__Task objective__
Could you reproduce all of the material below precisely, character for character, while leaving out the pictures?

(Element placement data)
'''

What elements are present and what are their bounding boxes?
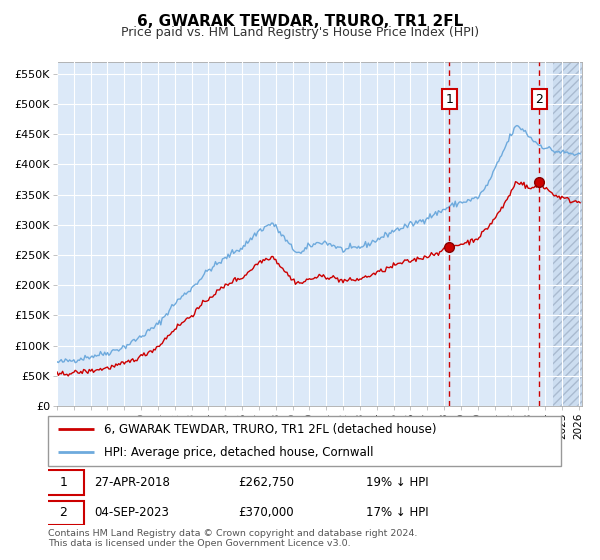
Text: HPI: Average price, detached house, Cornwall: HPI: Average price, detached house, Corn… [104, 446, 374, 459]
Text: Contains HM Land Registry data © Crown copyright and database right 2024.: Contains HM Land Registry data © Crown c… [48, 529, 418, 538]
Text: 2: 2 [59, 506, 67, 519]
Text: 27-APR-2018: 27-APR-2018 [94, 475, 170, 489]
Text: 19% ↓ HPI: 19% ↓ HPI [366, 475, 428, 489]
Text: 17% ↓ HPI: 17% ↓ HPI [366, 506, 428, 519]
Bar [553, 62, 582, 406]
Text: £370,000: £370,000 [238, 506, 293, 519]
FancyBboxPatch shape [43, 470, 84, 495]
Text: 6, GWARAK TEWDAR, TRURO, TR1 2FL: 6, GWARAK TEWDAR, TRURO, TR1 2FL [137, 14, 463, 29]
FancyBboxPatch shape [48, 416, 561, 466]
Text: 6, GWARAK TEWDAR, TRURO, TR1 2FL (detached house): 6, GWARAK TEWDAR, TRURO, TR1 2FL (detach… [104, 423, 437, 436]
Text: 2: 2 [536, 92, 544, 106]
Text: This data is licensed under the Open Government Licence v3.0.: This data is licensed under the Open Gov… [48, 539, 350, 548]
Text: 1: 1 [446, 92, 454, 106]
FancyBboxPatch shape [43, 501, 84, 525]
Text: £262,750: £262,750 [238, 475, 294, 489]
Text: 1: 1 [59, 475, 67, 489]
Text: Price paid vs. HM Land Registry's House Price Index (HPI): Price paid vs. HM Land Registry's House … [121, 26, 479, 39]
Text: 04-SEP-2023: 04-SEP-2023 [94, 506, 169, 519]
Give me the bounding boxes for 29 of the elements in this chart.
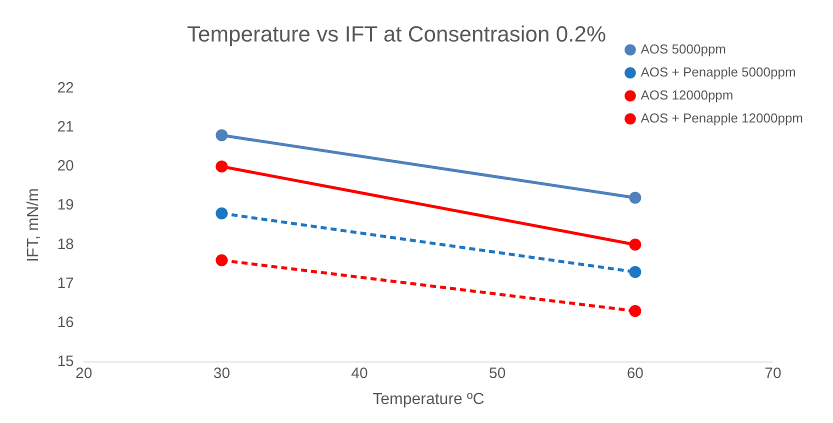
point bbox=[629, 192, 642, 204]
x-tick-label: 50 bbox=[489, 364, 506, 382]
x-tick-label: 40 bbox=[351, 364, 368, 382]
point bbox=[629, 305, 642, 318]
y-tick-label: 22 bbox=[57, 80, 74, 97]
x-tick-label: 60 bbox=[626, 364, 644, 382]
point bbox=[216, 207, 228, 220]
x-tick-label: 70 bbox=[764, 364, 782, 382]
legend-label: AOS + Penapple 12000ppm bbox=[640, 110, 804, 126]
x-tick-label: 20 bbox=[76, 364, 92, 382]
y-axis-title: IFT, mN/m bbox=[25, 188, 42, 262]
y-tick-label: 15 bbox=[57, 352, 74, 370]
y-tick-label: 17 bbox=[57, 274, 74, 292]
y-tick-label: 20 bbox=[57, 158, 74, 175]
point bbox=[629, 238, 642, 251]
y-tick-label: 19 bbox=[57, 196, 74, 214]
legend-label: AOS 5000ppm bbox=[640, 41, 726, 56]
y-tick-label: 16 bbox=[57, 314, 74, 331]
point bbox=[216, 160, 228, 173]
point bbox=[216, 129, 228, 142]
y-tick-label: 21 bbox=[57, 118, 74, 136]
chart-title: Temperature vs IFT at Consentrasion 0.2% bbox=[186, 21, 606, 46]
legend-label: AOS + Penapple 5000ppm bbox=[640, 64, 796, 80]
point bbox=[629, 266, 642, 278]
point bbox=[216, 254, 228, 266]
x-tick-label: 30 bbox=[213, 364, 230, 382]
y-tick-label: 18 bbox=[57, 236, 74, 253]
legend-label: AOS 12000ppm bbox=[640, 87, 734, 102]
x-axis-title: Temperature ºC bbox=[372, 390, 484, 408]
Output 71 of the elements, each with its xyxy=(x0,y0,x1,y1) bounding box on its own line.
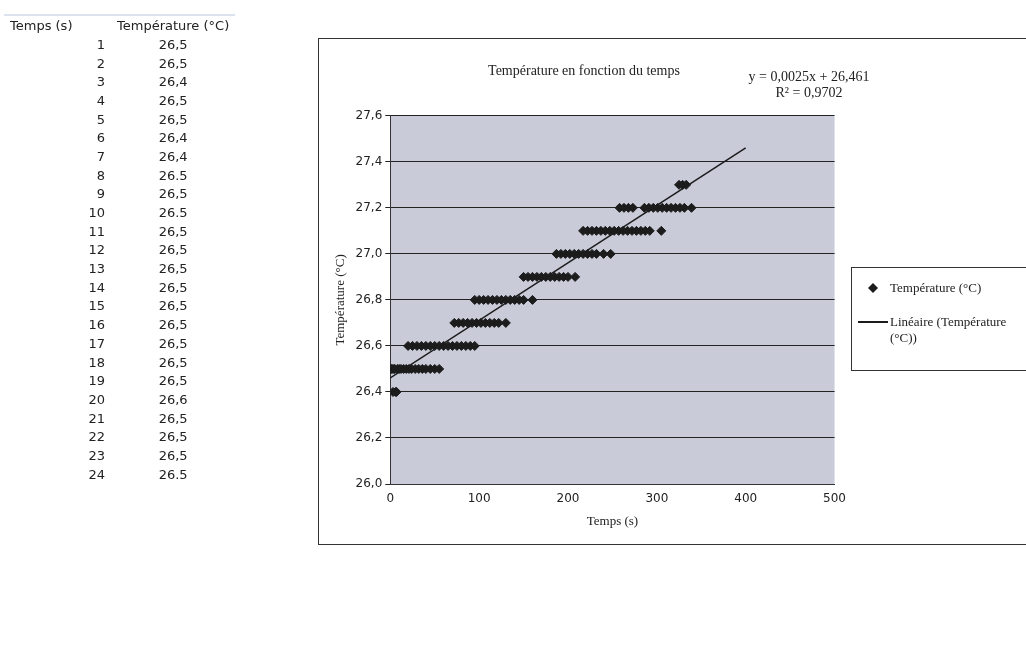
data-label: 26,5 xyxy=(157,372,189,391)
data-label: 26,4 xyxy=(157,73,189,92)
y-tick-label: 16 xyxy=(87,316,106,334)
text: y = 0,0025x + 26,461 xyxy=(747,69,871,85)
y-axis-title: Temps (s) xyxy=(4,15,111,35)
y-tick-label: 26,6 xyxy=(355,338,383,353)
y-tick-label: 26,4 xyxy=(355,384,383,399)
y-tick-label: 5 xyxy=(95,110,106,129)
x-tick-label: 500 xyxy=(823,491,846,506)
y-tick-label: 27,0 xyxy=(355,246,383,260)
data-label: 26.5 xyxy=(157,204,189,222)
data-label: 26,5 xyxy=(157,353,189,372)
data-label: 26,5 xyxy=(157,446,189,465)
x-tick-label: 200 xyxy=(556,491,580,506)
data-label: 26,5 xyxy=(157,334,189,353)
data-label: 26,5 xyxy=(157,222,189,241)
y-axis-title: Température (°C) xyxy=(332,254,348,346)
y-tick-label: 19 xyxy=(87,372,106,391)
data-label: 26,5 xyxy=(157,241,189,260)
y-tick-label: 15 xyxy=(87,297,106,316)
y-tick-label: 26,8 xyxy=(355,292,383,307)
y-tick-label: 4 xyxy=(95,91,106,110)
data-label: 26,6 xyxy=(157,390,189,409)
data-label: 26,5 xyxy=(157,35,189,54)
y-tick-label: 17 xyxy=(87,334,106,353)
legend-label: Température (°C) xyxy=(890,280,982,296)
data-label: 26,5 xyxy=(157,185,189,204)
data-label: 26,5 xyxy=(157,428,189,447)
x-tick-label: 300 xyxy=(645,491,669,506)
data-label: 26,5 xyxy=(157,260,189,278)
y-tick-label: 27,6 xyxy=(355,107,383,122)
y-tick-label: 21 xyxy=(87,409,106,428)
y-tick-label: 6 xyxy=(95,129,106,148)
y-tick-label: 11 xyxy=(87,222,106,241)
legend-label: Linéaire (Température (°C)) xyxy=(890,314,1008,346)
data-label: 26,5 xyxy=(157,91,189,110)
y-tick-label: 12 xyxy=(87,241,106,260)
x-tick-label: 0 xyxy=(386,491,395,506)
y-tick-label: 8 xyxy=(95,166,106,185)
y-tick-label: 18 xyxy=(87,353,106,372)
data-label: 26,4 xyxy=(157,147,189,166)
y-tick-label: 9 xyxy=(95,185,106,204)
x-tick-label: 100 xyxy=(467,491,491,506)
y-tick-label: 22 xyxy=(87,428,106,447)
y-tick-label: 7 xyxy=(95,147,106,166)
data-label: 26,4 xyxy=(157,129,189,148)
y-tick-label: 3 xyxy=(95,73,106,92)
data-label: 26,5 xyxy=(157,278,189,297)
y-tick-label: 23 xyxy=(87,446,106,465)
chart-title: Température en fonction du temps xyxy=(488,63,680,79)
y-tick-label: 27,2 xyxy=(355,199,383,214)
data-label: 26,5 xyxy=(157,110,189,129)
x-axis-title: Temps (s) xyxy=(586,512,639,528)
data-label: 26,5 xyxy=(157,297,189,316)
x-tick-label: 400 xyxy=(734,491,758,506)
y-tick-label: 27,4 xyxy=(355,153,383,168)
data-label: 26,5 xyxy=(157,54,189,73)
y-tick-label: 1 xyxy=(95,35,106,54)
y-tick-label: 24 xyxy=(87,465,106,484)
y-tick-label: 20 xyxy=(87,390,106,409)
y-tick-label: 10 xyxy=(87,204,106,222)
y-tick-label: 26,0 xyxy=(355,476,383,491)
y-tick-label: 26,2 xyxy=(355,430,383,445)
data-label: 26.5 xyxy=(157,465,189,484)
data-label: 26.5 xyxy=(157,166,189,185)
y-tick-label: 2 xyxy=(95,54,106,73)
y-tick-label: 13 xyxy=(87,260,106,278)
data-label: 26,5 xyxy=(157,409,189,428)
text: R² = 0,9702 xyxy=(774,85,844,101)
y-tick-label: 14 xyxy=(87,278,106,297)
data-label: 26,5 xyxy=(157,316,189,334)
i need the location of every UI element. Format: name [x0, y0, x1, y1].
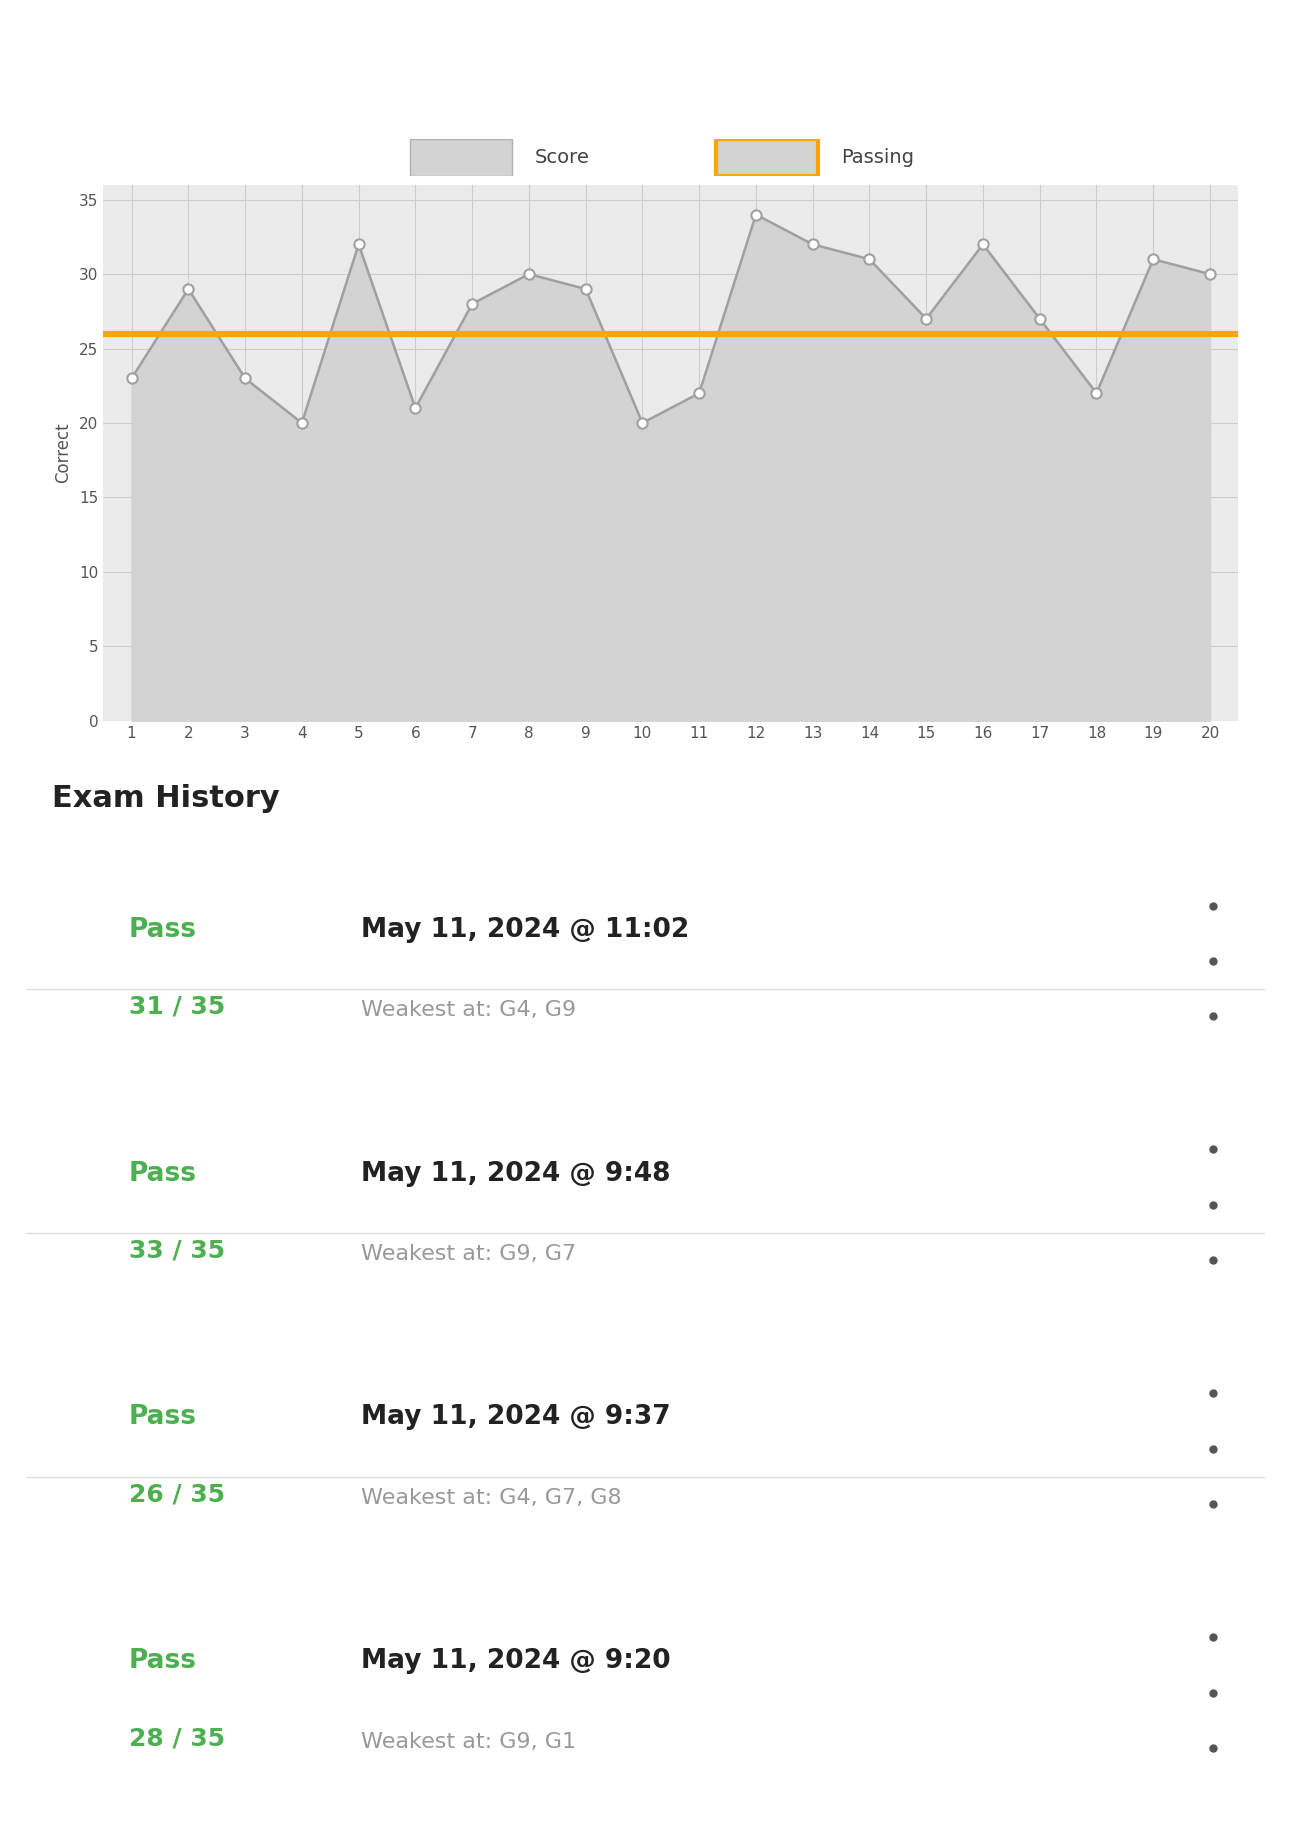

'''

__Exercise answer__
What elements are present and what are their bounding boxes?
Text: HPI: Average price, detached house, Cornwall: HPI: Average price, detached house, Corn… [104, 446, 374, 459]
Text: Contains HM Land Registry data © Crown copyright and database right 2024.: Contains HM Land Registry data © Crown c… [48, 529, 418, 538]
Text: 2: 2 [59, 506, 67, 519]
Text: 27-APR-2018: 27-APR-2018 [94, 475, 170, 489]
Text: 19% ↓ HPI: 19% ↓ HPI [366, 475, 428, 489]
Text: 17% ↓ HPI: 17% ↓ HPI [366, 506, 428, 519]
Bar [553, 62, 582, 406]
Text: £370,000: £370,000 [238, 506, 293, 519]
FancyBboxPatch shape [43, 470, 84, 495]
Text: 6, GWARAK TEWDAR, TRURO, TR1 2FL: 6, GWARAK TEWDAR, TRURO, TR1 2FL [137, 14, 463, 29]
FancyBboxPatch shape [48, 416, 561, 466]
Text: 6, GWARAK TEWDAR, TRURO, TR1 2FL (detached house): 6, GWARAK TEWDAR, TRURO, TR1 2FL (detach… [104, 423, 437, 436]
Text: 2: 2 [536, 92, 544, 106]
Text: This data is licensed under the Open Government Licence v3.0.: This data is licensed under the Open Gov… [48, 539, 350, 548]
Text: 1: 1 [446, 92, 454, 106]
FancyBboxPatch shape [43, 501, 84, 525]
Text: £262,750: £262,750 [238, 475, 294, 489]
Text: 1: 1 [59, 475, 67, 489]
Text: Price paid vs. HM Land Registry's House Price Index (HPI): Price paid vs. HM Land Registry's House … [121, 26, 479, 39]
Text: 04-SEP-2023: 04-SEP-2023 [94, 506, 169, 519]
Give me the bounding boxes for 29 of the elements in this chart.
point bbox=[629, 192, 642, 204]
x-tick-label: 50 bbox=[489, 364, 506, 382]
x-tick-label: 40 bbox=[351, 364, 368, 382]
point bbox=[629, 305, 642, 318]
y-tick-label: 22 bbox=[57, 80, 74, 97]
x-tick-label: 60 bbox=[626, 364, 644, 382]
point bbox=[216, 207, 228, 220]
x-tick-label: 70 bbox=[764, 364, 782, 382]
legend-label: AOS + Penapple 12000ppm bbox=[640, 110, 804, 126]
x-tick-label: 20 bbox=[76, 364, 92, 382]
y-axis-title: IFT, mN/m bbox=[25, 188, 42, 262]
y-tick-label: 15 bbox=[57, 352, 74, 370]
y-tick-label: 17 bbox=[57, 274, 74, 292]
y-tick-label: 20 bbox=[57, 158, 74, 175]
point bbox=[629, 238, 642, 251]
y-tick-label: 19 bbox=[57, 196, 74, 214]
legend-label: AOS 5000ppm bbox=[640, 41, 726, 56]
y-tick-label: 16 bbox=[57, 314, 74, 331]
point bbox=[216, 160, 228, 173]
point bbox=[216, 129, 228, 142]
y-tick-label: 21 bbox=[57, 118, 74, 136]
chart-title: Temperature vs IFT at Consentrasion 0.2% bbox=[186, 21, 606, 46]
legend-label: AOS + Penapple 5000ppm bbox=[640, 64, 796, 80]
point bbox=[629, 266, 642, 278]
point bbox=[216, 254, 228, 266]
x-tick-label: 30 bbox=[213, 364, 230, 382]
y-tick-label: 18 bbox=[57, 236, 74, 253]
legend-label: AOS 12000ppm bbox=[640, 87, 734, 102]
x-axis-title: Temperature ºC bbox=[372, 390, 484, 408]
Output 71 of the elements, each with its xyxy=(x0,y0,x1,y1) bounding box on its own line.
data-label: 26,5 xyxy=(157,372,189,391)
data-label: 26,4 xyxy=(157,73,189,92)
y-tick-label: 16 xyxy=(87,316,106,334)
text: y = 0,0025x + 26,461 xyxy=(747,69,871,85)
y-axis-title: Temps (s) xyxy=(4,15,111,35)
y-tick-label: 26,6 xyxy=(355,338,383,353)
y-tick-label: 26,4 xyxy=(355,384,383,399)
y-tick-label: 5 xyxy=(95,110,106,129)
x-tick-label: 500 xyxy=(823,491,846,506)
y-tick-label: 27,0 xyxy=(355,246,383,260)
data-label: 26.5 xyxy=(157,204,189,222)
data-label: 26,5 xyxy=(157,353,189,372)
data-label: 26,5 xyxy=(157,446,189,465)
x-tick-label: 200 xyxy=(556,491,580,506)
data-label: 26,5 xyxy=(157,334,189,353)
data-label: 26,5 xyxy=(157,222,189,241)
y-axis-title: Température (°C) xyxy=(332,254,348,346)
y-tick-label: 19 xyxy=(87,372,106,391)
data-label: 26,5 xyxy=(157,241,189,260)
y-tick-label: 15 xyxy=(87,297,106,316)
y-tick-label: 26,8 xyxy=(355,292,383,307)
y-tick-label: 4 xyxy=(95,91,106,110)
data-label: 26,6 xyxy=(157,390,189,409)
data-label: 26,5 xyxy=(157,35,189,54)
y-tick-label: 17 xyxy=(87,334,106,353)
legend-label: Température (°C) xyxy=(890,280,982,296)
data-label: 26,5 xyxy=(157,185,189,204)
data-label: 26,5 xyxy=(157,428,189,447)
x-tick-label: 300 xyxy=(645,491,669,506)
data-label: 26,5 xyxy=(157,260,189,278)
y-tick-label: 27,6 xyxy=(355,107,383,122)
y-tick-label: 21 xyxy=(87,409,106,428)
y-tick-label: 6 xyxy=(95,129,106,148)
y-tick-label: 11 xyxy=(87,222,106,241)
legend-label: Linéaire (Température (°C)) xyxy=(890,314,1008,346)
data-label: 26,5 xyxy=(157,91,189,110)
y-tick-label: 12 xyxy=(87,241,106,260)
x-tick-label: 0 xyxy=(386,491,395,506)
y-tick-label: 8 xyxy=(95,166,106,185)
y-tick-label: 18 xyxy=(87,353,106,372)
data-label: 26,4 xyxy=(157,147,189,166)
y-tick-label: 9 xyxy=(95,185,106,204)
x-tick-label: 100 xyxy=(467,491,491,506)
y-tick-label: 22 xyxy=(87,428,106,447)
y-tick-label: 7 xyxy=(95,147,106,166)
data-label: 26,4 xyxy=(157,129,189,148)
y-tick-label: 3 xyxy=(95,73,106,92)
data-label: 26,5 xyxy=(157,278,189,297)
y-tick-label: 23 xyxy=(87,446,106,465)
chart-title: Température en fonction du temps xyxy=(488,63,680,79)
y-tick-label: 27,2 xyxy=(355,199,383,214)
data-label: 26,5 xyxy=(157,110,189,129)
x-axis-title: Temps (s) xyxy=(586,512,639,528)
data-label: 26,5 xyxy=(157,297,189,316)
x-tick-label: 400 xyxy=(734,491,758,506)
y-tick-label: 27,4 xyxy=(355,153,383,168)
data-label: 26,5 xyxy=(157,54,189,73)
y-tick-label: 1 xyxy=(95,35,106,54)
y-tick-label: 24 xyxy=(87,465,106,484)
y-tick-label: 20 xyxy=(87,390,106,409)
y-tick-label: 10 xyxy=(87,204,106,222)
y-tick-label: 26,0 xyxy=(355,476,383,491)
y-tick-label: 26,2 xyxy=(355,430,383,445)
data-label: 26.5 xyxy=(157,465,189,484)
data-label: 26.5 xyxy=(157,166,189,185)
y-tick-label: 2 xyxy=(95,54,106,73)
y-tick-label: 13 xyxy=(87,260,106,278)
data-label: 26,5 xyxy=(157,409,189,428)
text: R² = 0,9702 xyxy=(774,85,844,101)
y-tick-label: 14 xyxy=(87,278,106,297)
data-label: 26,5 xyxy=(157,316,189,334)
i need the location of every UI element. Format: name [x0, y0, x1, y1].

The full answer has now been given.